── Data for the task
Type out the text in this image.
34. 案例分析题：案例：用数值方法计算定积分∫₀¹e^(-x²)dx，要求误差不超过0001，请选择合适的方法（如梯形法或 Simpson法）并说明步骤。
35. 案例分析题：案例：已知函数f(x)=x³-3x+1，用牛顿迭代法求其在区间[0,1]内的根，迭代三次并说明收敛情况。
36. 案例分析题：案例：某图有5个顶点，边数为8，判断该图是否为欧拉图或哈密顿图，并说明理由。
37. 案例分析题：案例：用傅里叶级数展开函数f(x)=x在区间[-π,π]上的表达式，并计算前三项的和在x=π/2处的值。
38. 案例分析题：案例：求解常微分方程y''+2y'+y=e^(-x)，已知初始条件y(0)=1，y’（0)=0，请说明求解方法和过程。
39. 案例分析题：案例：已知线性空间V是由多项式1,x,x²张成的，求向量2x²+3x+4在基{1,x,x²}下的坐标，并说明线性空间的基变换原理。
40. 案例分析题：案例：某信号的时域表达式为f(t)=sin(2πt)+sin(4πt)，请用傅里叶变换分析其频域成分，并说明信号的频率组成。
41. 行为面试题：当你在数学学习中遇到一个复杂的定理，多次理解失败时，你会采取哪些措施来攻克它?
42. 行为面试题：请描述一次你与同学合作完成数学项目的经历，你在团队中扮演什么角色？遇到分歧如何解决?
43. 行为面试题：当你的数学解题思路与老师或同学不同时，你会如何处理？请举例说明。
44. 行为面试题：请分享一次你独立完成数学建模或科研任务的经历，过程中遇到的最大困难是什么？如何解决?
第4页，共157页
────
- **Directions**
Go through the listing above and restate it word for word.

- **Correct result**
Type out the text in this image.
34. 案例分析题：案例：用数值方法计算定积分∫₀¹e^(-x²)dx，要求误差不超过0001，请选择合适的方法（如梯形法或 Simpson法）并说明步骤。
35. 案例分析题：案例：已知函数f(x)=x³-3x+1，用牛顿迭代法求其在区间[0,1]内的根，迭代三次并说明收敛情况。
36. 案例分析题：案例：某图有5个顶点，边数为8，判断该图是否为欧拉图或哈密顿图，并说明理由。
37. 案例分析题：案例：用傅里叶级数展开函数f(x)=x在区间[-π,π]上的表达式，并计算前三项的和在x=π/2处的值。
38. 案例分析题：案例：求解常微分方程y''+2y'+y=e^(-x)，已知初始条件y(0)=1，y’（0)=0，请说明求解方法和过程。
39. 案例分析题：案例：已知线性空间V是由多项式1,x,x²张成的，求向量2x²+3x+4在基{1,x,x²}下的坐标，并说明线性空间的基变换原理。
40. 案例分析题：案例：某信号的时域表达式为f(t)=sin(2πt)+sin(4πt)，请用傅里叶变换分析其频域成分，并说明信号的频率组成。
41. 行为面试题：当你在数学学习中遇到一个复杂的定理，多次理解失败时，你会采取哪些措施来攻克它?
42. 行为面试题：请描述一次你与同学合作完成数学项目的经历，你在团队中扮演什么角色？遇到分歧如何解决?
43. 行为面试题：当你的数学解题思路与老师或同学不同时，你会如何处理？请举例说明。
44. 行为面试题：请分享一次你独立完成数学建模或科研任务的经历，过程中遇到的最大困难是什么？如何解决?
第4页，共157页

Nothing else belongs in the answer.